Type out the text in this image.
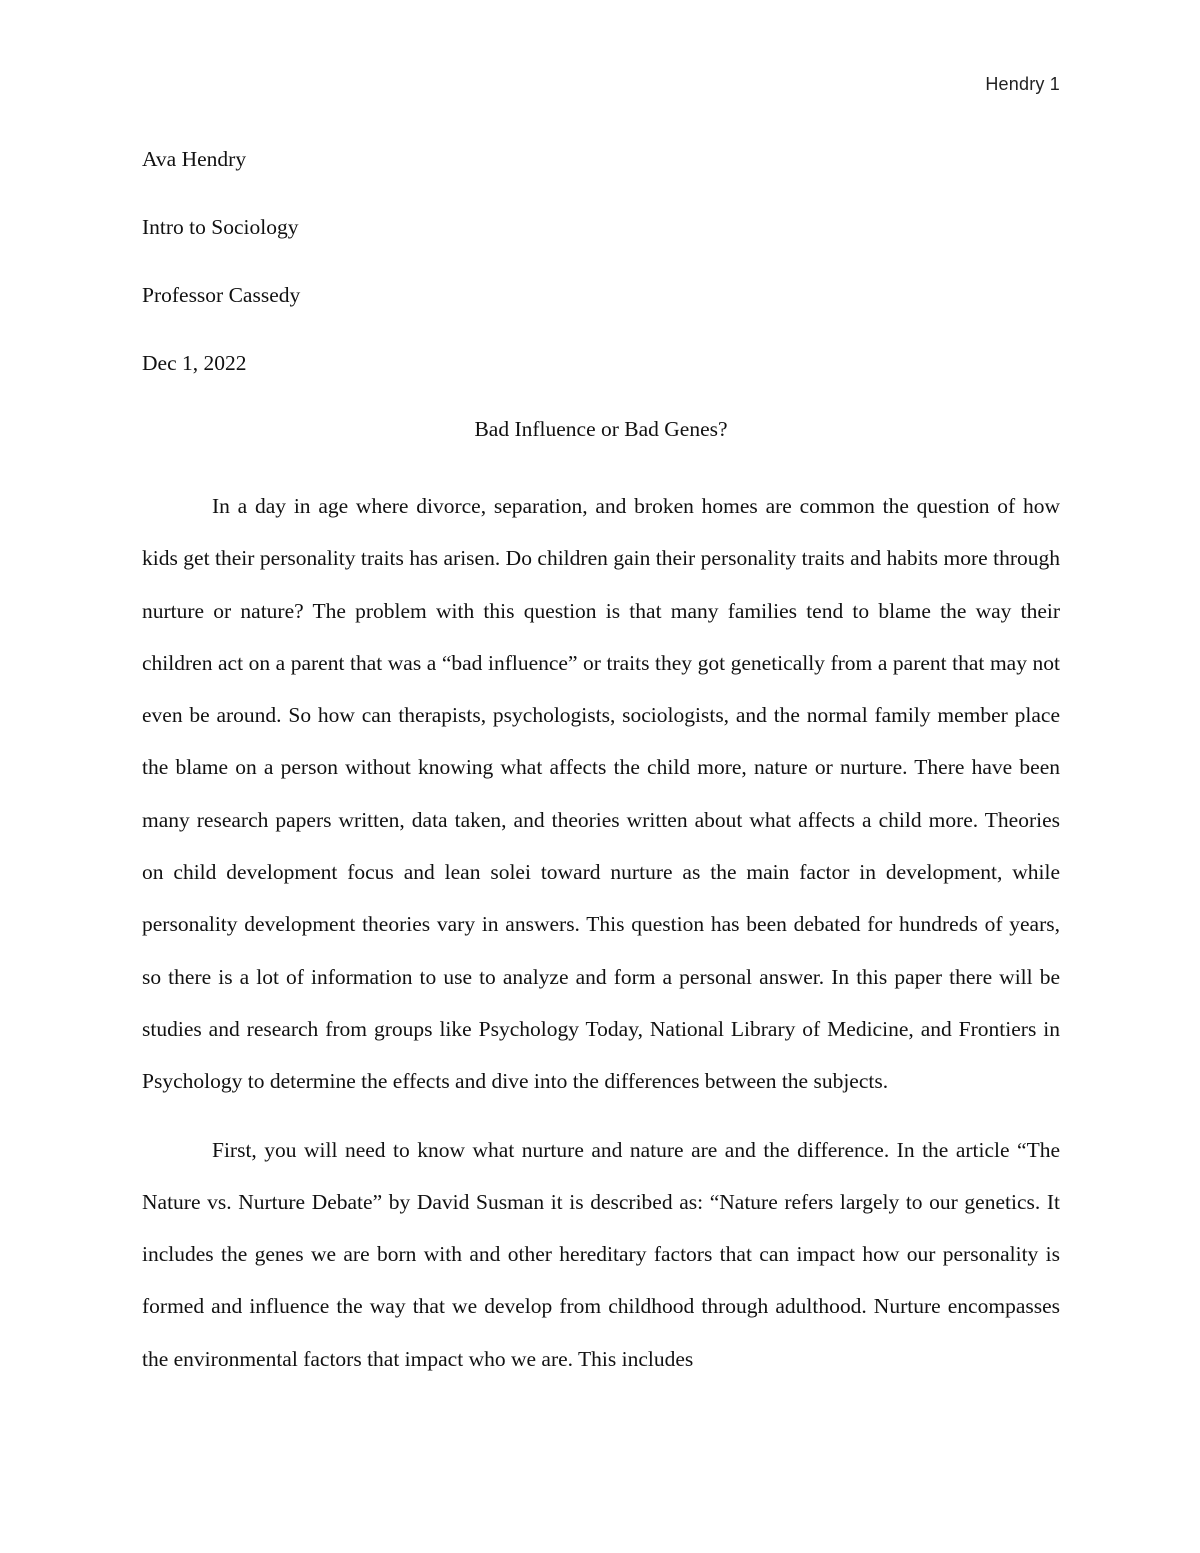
Hendry 1
Ava Hendry
Intro to Sociology
Professor Cassedy
Dec 1, 2022
Bad Influence or Bad Genes?

In a day in age where divorce, separation, and broken homes are common the question of how kids get their personality traits has arisen. Do children gain their personality traits and habits more through nurture or nature? The problem with this question is that many families tend to blame the way their children act on a parent that was a “bad influence” or traits they got genetically from a parent that may not even be around. So how can therapists, psychologists, sociologists, and the normal family member place the blame on a person without knowing what affects the child more, nature or nurture. There have been many research papers written, data taken, and theories written about what affects a child more. Theories on child development focus and lean solei toward nurture as the main factor in development, while personality development theories vary in answers. This question has been debated for hundreds of years, so there is a lot of information to use to analyze and form a personal answer. In this paper there will be studies and research from groups like Psychology Today, National Library of Medicine, and Frontiers in Psychology to determine the effects and dive into the differences between the subjects.

First, you will need to know what nurture and nature are and the difference. In the article “The Nature vs. Nurture Debate” by David Susman it is described as: “Nature refers largely to our genetics. It includes the genes we are born with and other hereditary factors that can impact how our personality is formed and influence the way that we develop from childhood through adulthood. Nurture encompasses the environmental factors that impact who we are. This includes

========

§ **Assigned task**:
From the data above, copy each line with the string "that" in it.

§ **Written response**:
In a day in age where divorce, separation, and broken homes are common the question of how kids get their personality traits has arisen. Do children gain their personality traits and habits more through nurture or nature? The problem with this question is that many families tend to blame the way their children act on a parent that was a “bad influence” or traits they got genetically from a parent that may not even be around. So how can therapists, psychologists, sociologists, and the normal family member place the blame on a person without knowing what affects the child more, nature or nurture. There have been many research papers written, data taken, and theories written about what affects a child more. Theories on child development focus and lean solei toward nurture as the main factor in development, while personality development theories vary in answers. This question has been debated for hundreds of years, so there is a lot of information to use to analyze and form a personal answer. In this paper there will be studies and research from groups like Psychology Today, National Library of Medicine, and Frontiers in Psychology to determine the effects and dive into the differences between the subjects.
First, you will need to know what nurture and nature are and the difference. In the article “The Nature vs. Nurture Debate” by David Susman it is described as: “Nature refers largely to our genetics. It includes the genes we are born with and other hereditary factors that can impact how our personality is formed and influence the way that we develop from childhood through adulthood. Nurture encompasses the environmental factors that impact who we are. This includes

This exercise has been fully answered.